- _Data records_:
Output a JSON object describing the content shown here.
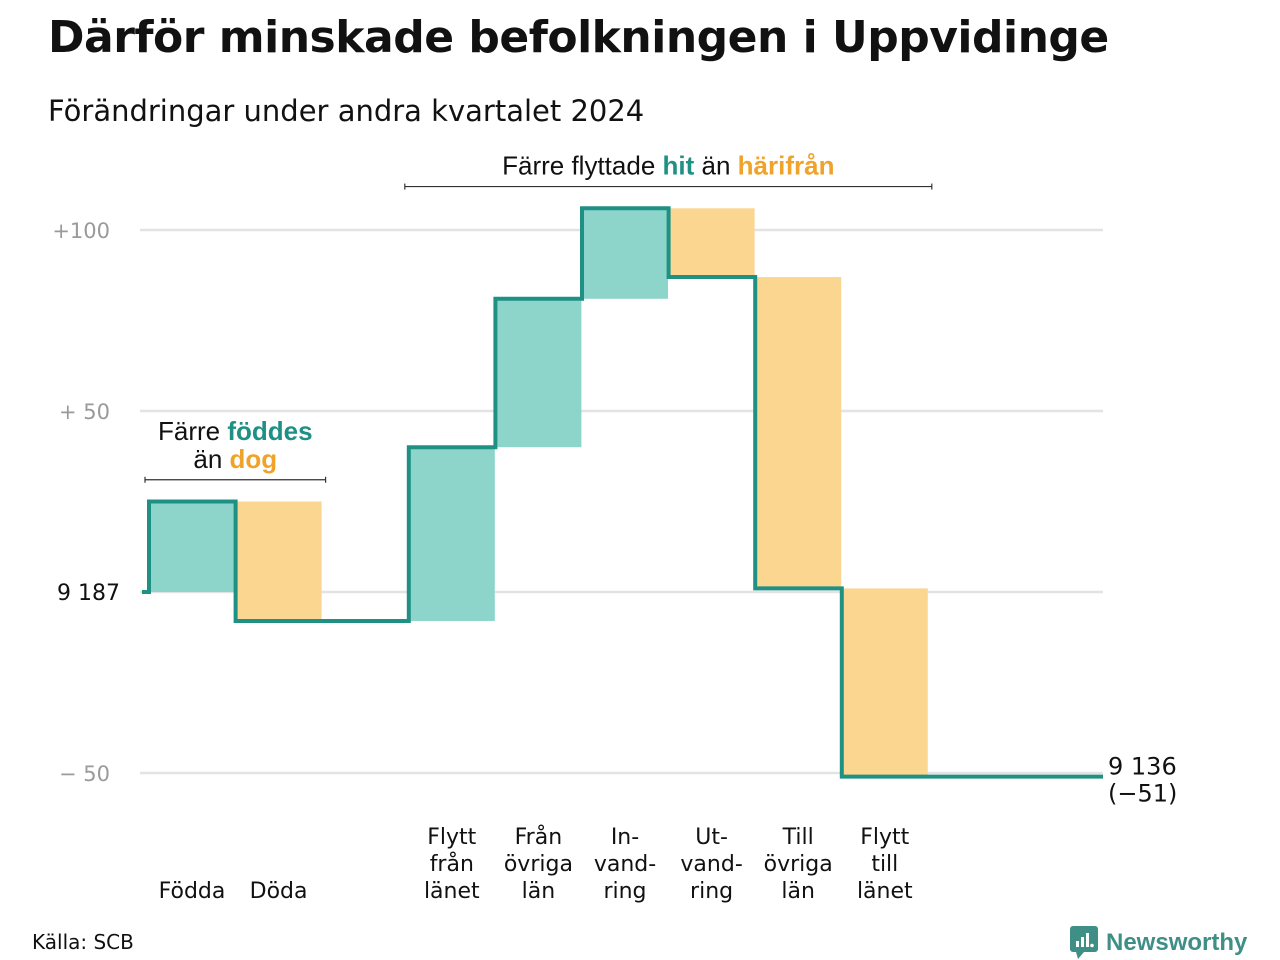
{
  "title": "Därför minskade befolkningen i Uppvidinge",
  "subtitle": "Förändringar under andra kvartalet 2024",
  "source": "Källa: SCB",
  "brand": {
    "name": "Newsworthy",
    "icon": "newsworthy-logo-icon"
  },
  "colors": {
    "increase": "#8dd5cb",
    "decrease": "#fbd691",
    "line": "#1f9184",
    "increase_text": "#1f9184",
    "decrease_text": "#f0a32a",
    "grid": "#e3e3e3"
  },
  "chart_data": {
    "type": "waterfall",
    "start_value": 9187,
    "start_label": "9 187",
    "end_value": 9136,
    "end_label": "9 136",
    "end_change_label": "(−51)",
    "y_axis": {
      "ticks": [
        {
          "value": 100,
          "label": "+100"
        },
        {
          "value": 50,
          "label": "+  50"
        },
        {
          "value": -50,
          "label": "−  50"
        }
      ],
      "range": [
        -50,
        108
      ]
    },
    "categories": [
      {
        "label_lines": [
          "Födda"
        ],
        "value": 25,
        "direction": "increase"
      },
      {
        "label_lines": [
          "Döda"
        ],
        "value": -33,
        "direction": "decrease"
      },
      {
        "label_lines": [],
        "value": 0,
        "direction": "gap"
      },
      {
        "label_lines": [
          "Flytt",
          "från",
          "länet"
        ],
        "value": 48,
        "direction": "increase"
      },
      {
        "label_lines": [
          "Från",
          "övriga",
          "län"
        ],
        "value": 41,
        "direction": "increase"
      },
      {
        "label_lines": [
          "In-",
          "vand-",
          "ring"
        ],
        "value": 25,
        "direction": "increase"
      },
      {
        "label_lines": [
          "Ut-",
          "vand-",
          "ring"
        ],
        "value": -19,
        "direction": "decrease"
      },
      {
        "label_lines": [
          "Till",
          "övriga",
          "län"
        ],
        "value": -86,
        "direction": "decrease"
      },
      {
        "label_lines": [
          "Flytt",
          "till",
          "länet"
        ],
        "value": -52,
        "direction": "decrease"
      }
    ],
    "annotations": [
      {
        "name": "births-annotation",
        "lines": [
          [
            {
              "text": "Färre ",
              "style": "plain"
            },
            {
              "text": "föddes",
              "style": "increase"
            }
          ],
          [
            {
              "text": "än ",
              "style": "plain"
            },
            {
              "text": "dog",
              "style": "decrease"
            }
          ]
        ],
        "from_category": 0,
        "to_category": 1,
        "level": 31
      },
      {
        "name": "moves-annotation",
        "lines": [
          [
            {
              "text": "Färre flyttade ",
              "style": "plain"
            },
            {
              "text": "hit",
              "style": "increase"
            },
            {
              "text": "  än ",
              "style": "plain"
            },
            {
              "text": "härifrån",
              "style": "decrease"
            }
          ]
        ],
        "from_category": 3,
        "to_category": 8,
        "level": 112
      }
    ]
  }
}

- _What needs to be done_: Search the records for the word "name" and copy every line where it occurs.

- _Written solution_:
    "name": "Newsworthy",
        "name": "births-annotation",
        "name": "moves-annotation",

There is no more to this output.